_THE PROBLEM_
From the listing below, pull out all lines with "color" in them.

::::::

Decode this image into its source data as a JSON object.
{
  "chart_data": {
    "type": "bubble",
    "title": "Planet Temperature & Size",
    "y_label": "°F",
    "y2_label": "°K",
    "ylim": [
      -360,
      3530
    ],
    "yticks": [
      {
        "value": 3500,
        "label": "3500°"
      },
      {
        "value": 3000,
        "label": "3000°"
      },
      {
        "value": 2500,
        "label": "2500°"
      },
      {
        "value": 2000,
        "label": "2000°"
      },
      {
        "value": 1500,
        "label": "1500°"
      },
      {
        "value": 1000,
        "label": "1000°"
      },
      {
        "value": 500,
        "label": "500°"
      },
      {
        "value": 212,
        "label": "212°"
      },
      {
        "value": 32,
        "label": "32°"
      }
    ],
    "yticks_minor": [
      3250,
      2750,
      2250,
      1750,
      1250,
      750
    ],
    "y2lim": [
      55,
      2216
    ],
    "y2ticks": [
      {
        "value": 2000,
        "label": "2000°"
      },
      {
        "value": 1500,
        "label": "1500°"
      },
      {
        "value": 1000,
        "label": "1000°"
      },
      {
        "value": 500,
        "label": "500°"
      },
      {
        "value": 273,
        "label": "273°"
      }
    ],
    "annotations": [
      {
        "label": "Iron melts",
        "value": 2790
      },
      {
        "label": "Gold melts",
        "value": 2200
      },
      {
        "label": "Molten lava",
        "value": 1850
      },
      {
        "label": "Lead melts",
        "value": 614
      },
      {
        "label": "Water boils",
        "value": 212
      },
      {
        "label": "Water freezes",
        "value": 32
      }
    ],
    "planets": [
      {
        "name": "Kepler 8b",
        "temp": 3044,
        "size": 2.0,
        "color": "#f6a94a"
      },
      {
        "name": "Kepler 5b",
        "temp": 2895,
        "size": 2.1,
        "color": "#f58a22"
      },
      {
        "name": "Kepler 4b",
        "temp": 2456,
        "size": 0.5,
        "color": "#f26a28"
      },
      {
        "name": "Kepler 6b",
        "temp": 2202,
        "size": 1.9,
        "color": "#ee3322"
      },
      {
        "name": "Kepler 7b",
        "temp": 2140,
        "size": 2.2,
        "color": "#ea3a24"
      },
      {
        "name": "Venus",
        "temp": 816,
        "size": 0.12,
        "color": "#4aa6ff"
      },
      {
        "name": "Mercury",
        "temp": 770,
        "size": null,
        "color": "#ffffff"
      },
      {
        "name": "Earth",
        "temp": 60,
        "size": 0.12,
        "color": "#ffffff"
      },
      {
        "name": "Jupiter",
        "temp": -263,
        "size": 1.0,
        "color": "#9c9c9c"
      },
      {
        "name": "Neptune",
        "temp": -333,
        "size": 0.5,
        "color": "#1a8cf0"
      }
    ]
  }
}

::::::

_WRITTEN REPLY_
        "color": "#f6a94a"
        "color": "#f58a22"
        "color": "#f26a28"
        "color": "#ee3322"
        "color": "#ea3a24"
        "color": "#4aa6ff"
        "color": "#ffffff"
        "color": "#ffffff"
        "color": "#9c9c9c"
        "color": "#1a8cf0"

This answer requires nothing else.